Given data:
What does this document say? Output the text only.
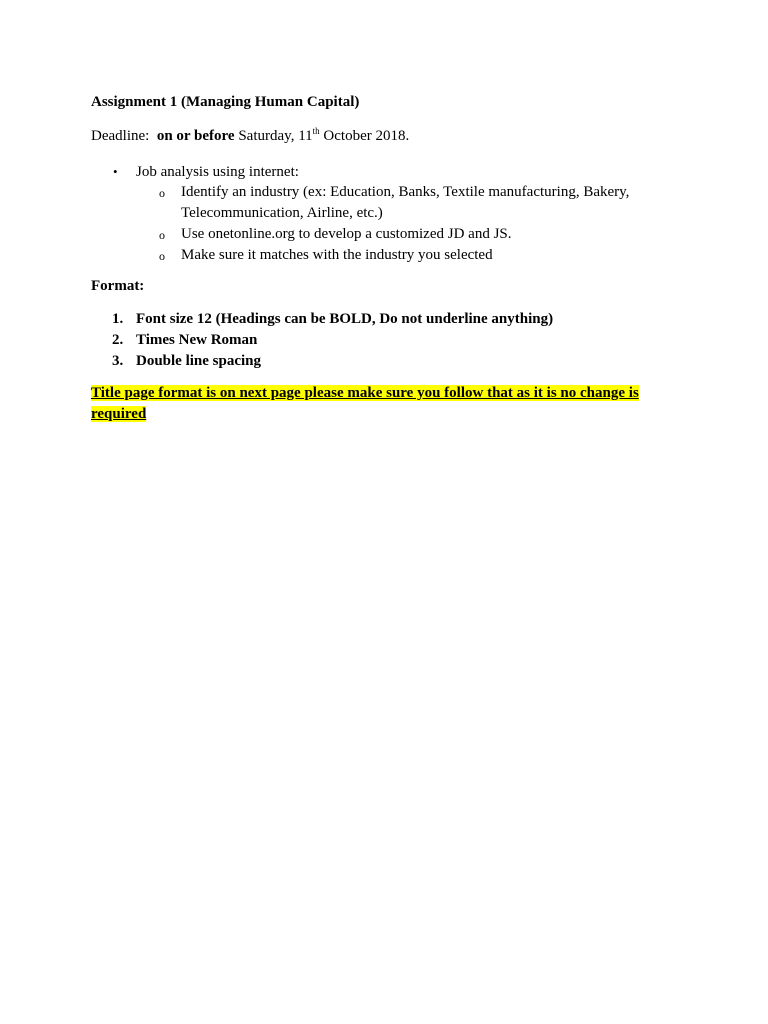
Assignment 1 (Managing Human Capital)

Deadline: on or before Saturday, 11th October 2018.

• Job analysis using internet:
o Identify an industry (ex: Education, Banks, Textile manufacturing, Bakery, Telecommunication, Airline, etc.)
o Use onetonline.org to develop a customized JD and JS.
o Make sure it matches with the industry you selected

Format:

1. Font size 12 (Headings can be BOLD, Do not underline anything)
2. Times New Roman
3. Double line spacing

Title page format is on next page please make sure you follow that as it is no change is required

What to produce: Quote the records in their entirety, keeping the wording exact and excluding pictures.

Solution to this problem:
What does this document say? Output the text only.
Assignment 1 (Managing Human Capital)

Deadline: on or before Saturday, 11th October 2018.

• Job analysis using internet:
o Identify an industry (ex: Education, Banks, Textile manufacturing, Bakery, Telecommunication, Airline, etc.)
o Use onetonline.org to develop a customized JD and JS.
o Make sure it matches with the industry you selected

Format:

1. Font size 12 (Headings can be BOLD, Do not underline anything)
2. Times New Roman
3. Double line spacing

Title page format is on next page please make sure you follow that as it is no change is required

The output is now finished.